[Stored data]

┄┄┄┄┄┄

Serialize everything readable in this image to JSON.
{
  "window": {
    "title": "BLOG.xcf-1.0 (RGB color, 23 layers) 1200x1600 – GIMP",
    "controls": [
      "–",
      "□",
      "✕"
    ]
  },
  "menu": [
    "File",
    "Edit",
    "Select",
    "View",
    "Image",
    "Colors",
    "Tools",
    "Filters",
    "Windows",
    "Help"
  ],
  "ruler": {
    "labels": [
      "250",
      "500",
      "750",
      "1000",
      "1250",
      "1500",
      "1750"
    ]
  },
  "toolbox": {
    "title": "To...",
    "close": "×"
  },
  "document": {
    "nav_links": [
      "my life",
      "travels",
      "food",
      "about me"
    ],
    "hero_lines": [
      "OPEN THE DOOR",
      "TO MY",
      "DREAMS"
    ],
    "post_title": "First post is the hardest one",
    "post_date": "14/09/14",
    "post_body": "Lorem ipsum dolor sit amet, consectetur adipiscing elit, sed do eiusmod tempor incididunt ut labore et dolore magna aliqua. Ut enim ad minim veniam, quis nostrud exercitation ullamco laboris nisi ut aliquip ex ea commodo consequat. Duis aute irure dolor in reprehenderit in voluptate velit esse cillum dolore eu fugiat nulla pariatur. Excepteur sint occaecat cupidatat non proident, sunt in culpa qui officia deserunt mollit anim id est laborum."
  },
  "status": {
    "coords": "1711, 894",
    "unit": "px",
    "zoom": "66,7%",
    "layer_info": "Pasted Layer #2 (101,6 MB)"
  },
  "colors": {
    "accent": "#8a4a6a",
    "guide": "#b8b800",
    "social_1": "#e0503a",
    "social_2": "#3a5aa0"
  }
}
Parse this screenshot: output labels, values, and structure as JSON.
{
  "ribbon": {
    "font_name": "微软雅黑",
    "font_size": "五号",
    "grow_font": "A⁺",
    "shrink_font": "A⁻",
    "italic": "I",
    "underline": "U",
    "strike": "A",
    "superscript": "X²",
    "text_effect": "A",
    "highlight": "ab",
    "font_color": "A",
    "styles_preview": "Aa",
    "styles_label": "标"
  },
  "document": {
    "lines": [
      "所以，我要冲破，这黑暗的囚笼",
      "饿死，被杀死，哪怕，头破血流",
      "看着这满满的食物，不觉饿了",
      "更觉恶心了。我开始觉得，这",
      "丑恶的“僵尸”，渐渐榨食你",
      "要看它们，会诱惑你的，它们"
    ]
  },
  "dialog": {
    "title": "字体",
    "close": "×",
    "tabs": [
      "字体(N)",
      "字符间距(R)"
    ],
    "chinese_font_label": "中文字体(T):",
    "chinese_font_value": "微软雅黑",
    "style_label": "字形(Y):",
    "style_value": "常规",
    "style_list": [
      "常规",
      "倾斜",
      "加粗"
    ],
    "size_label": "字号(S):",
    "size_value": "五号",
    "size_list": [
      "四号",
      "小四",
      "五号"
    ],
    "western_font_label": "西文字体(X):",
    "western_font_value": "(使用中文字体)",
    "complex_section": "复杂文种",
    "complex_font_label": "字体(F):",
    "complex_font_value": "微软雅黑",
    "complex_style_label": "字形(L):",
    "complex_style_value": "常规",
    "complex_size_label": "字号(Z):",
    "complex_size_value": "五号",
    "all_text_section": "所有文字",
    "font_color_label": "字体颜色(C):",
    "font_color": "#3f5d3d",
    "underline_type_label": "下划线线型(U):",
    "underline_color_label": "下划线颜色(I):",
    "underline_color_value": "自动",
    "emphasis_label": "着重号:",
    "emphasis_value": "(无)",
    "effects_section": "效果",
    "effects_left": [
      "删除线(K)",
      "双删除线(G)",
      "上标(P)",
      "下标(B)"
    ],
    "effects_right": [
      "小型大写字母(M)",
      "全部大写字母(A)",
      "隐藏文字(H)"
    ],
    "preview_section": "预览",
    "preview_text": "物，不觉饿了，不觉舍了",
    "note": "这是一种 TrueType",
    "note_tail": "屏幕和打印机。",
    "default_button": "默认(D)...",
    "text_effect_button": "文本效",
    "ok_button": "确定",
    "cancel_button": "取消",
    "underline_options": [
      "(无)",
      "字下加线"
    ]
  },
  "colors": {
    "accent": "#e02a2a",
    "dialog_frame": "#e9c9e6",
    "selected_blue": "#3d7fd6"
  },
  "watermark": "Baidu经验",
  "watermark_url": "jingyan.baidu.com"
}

┄┄┄┄┄┄

Repeat every record, exactly as written.

### Exercise solution
Serialize everything readable in this image to JSON.
{
  "window": {
    "title": "BLOG.xcf-1.0 (RGB color, 23 layers) 1200x1600 – GIMP",
    "controls": [
      "–",
      "□",
      "✕"
    ]
  },
  "menu": [
    "File",
    "Edit",
    "Select",
    "View",
    "Image",
    "Colors",
    "Tools",
    "Filters",
    "Windows",
    "Help"
  ],
  "ruler": {
    "labels": [
      "250",
      "500",
      "750",
      "1000",
      "1250",
      "1500",
      "1750"
    ]
  },
  "toolbox": {
    "title": "To...",
    "close": "×"
  },
  "document": {
    "nav_links": [
      "my life",
      "travels",
      "food",
      "about me"
    ],
    "hero_lines": [
      "OPEN THE DOOR",
      "TO MY",
      "DREAMS"
    ],
    "post_title": "First post is the hardest one",
    "post_date": "14/09/14",
    "post_body": "Lorem ipsum dolor sit amet, consectetur adipiscing elit, sed do eiusmod tempor incididunt ut labore et dolore magna aliqua. Ut enim ad minim veniam, quis nostrud exercitation ullamco laboris nisi ut aliquip ex ea commodo consequat. Duis aute irure dolor in reprehenderit in voluptate velit esse cillum dolore eu fugiat nulla pariatur. Excepteur sint occaecat cupidatat non proident, sunt in culpa qui officia deserunt mollit anim id est laborum."
  },
  "status": {
    "coords": "1711, 894",
    "unit": "px",
    "zoom": "66,7%",
    "layer_info": "Pasted Layer #2 (101,6 MB)"
  },
  "colors": {
    "accent": "#8a4a6a",
    "guide": "#b8b800",
    "social_1": "#e0503a",
    "social_2": "#3a5aa0"
  }
}
Parse this screenshot: output labels, values, and structure as JSON.
{
  "ribbon": {
    "font_name": "微软雅黑",
    "font_size": "五号",
    "grow_font": "A⁺",
    "shrink_font": "A⁻",
    "italic": "I",
    "underline": "U",
    "strike": "A",
    "superscript": "X²",
    "text_effect": "A",
    "highlight": "ab",
    "font_color": "A",
    "styles_preview": "Aa",
    "styles_label": "标"
  },
  "document": {
    "lines": [
      "所以，我要冲破，这黑暗的囚笼",
      "饿死，被杀死，哪怕，头破血流",
      "看着这满满的食物，不觉饿了",
      "更觉恶心了。我开始觉得，这",
      "丑恶的“僵尸”，渐渐榨食你",
      "要看它们，会诱惑你的，它们"
    ]
  },
  "dialog": {
    "title": "字体",
    "close": "×",
    "tabs": [
      "字体(N)",
      "字符间距(R)"
    ],
    "chinese_font_label": "中文字体(T):",
    "chinese_font_value": "微软雅黑",
    "style_label": "字形(Y):",
    "style_value": "常规",
    "style_list": [
      "常规",
      "倾斜",
      "加粗"
    ],
    "size_label": "字号(S):",
    "size_value": "五号",
    "size_list": [
      "四号",
      "小四",
      "五号"
    ],
    "western_font_label": "西文字体(X):",
    "western_font_value": "(使用中文字体)",
    "complex_section": "复杂文种",
    "complex_font_label": "字体(F):",
    "complex_font_value": "微软雅黑",
    "complex_style_label": "字形(L):",
    "complex_style_value": "常规",
    "complex_size_label": "字号(Z):",
    "complex_size_value": "五号",
    "all_text_section": "所有文字",
    "font_color_label": "字体颜色(C):",
    "font_color": "#3f5d3d",
    "underline_type_label": "下划线线型(U):",
    "underline_color_label": "下划线颜色(I):",
    "underline_color_value": "自动",
    "emphasis_label": "着重号:",
    "emphasis_value": "(无)",
    "effects_section": "效果",
    "effects_left": [
      "删除线(K)",
      "双删除线(G)",
      "上标(P)",
      "下标(B)"
    ],
    "effects_right": [
      "小型大写字母(M)",
      "全部大写字母(A)",
      "隐藏文字(H)"
    ],
    "preview_section": "预览",
    "preview_text": "物，不觉饿了，不觉舍了",
    "note": "这是一种 TrueType",
    "note_tail": "屏幕和打印机。",
    "default_button": "默认(D)...",
    "text_effect_button": "文本效",
    "ok_button": "确定",
    "cancel_button": "取消",
    "underline_options": [
      "(无)",
      "字下加线"
    ]
  },
  "colors": {
    "accent": "#e02a2a",
    "dialog_frame": "#e9c9e6",
    "selected_blue": "#3d7fd6"
  },
  "watermark": "Baidu经验",
  "watermark_url": "jingyan.baidu.com"
}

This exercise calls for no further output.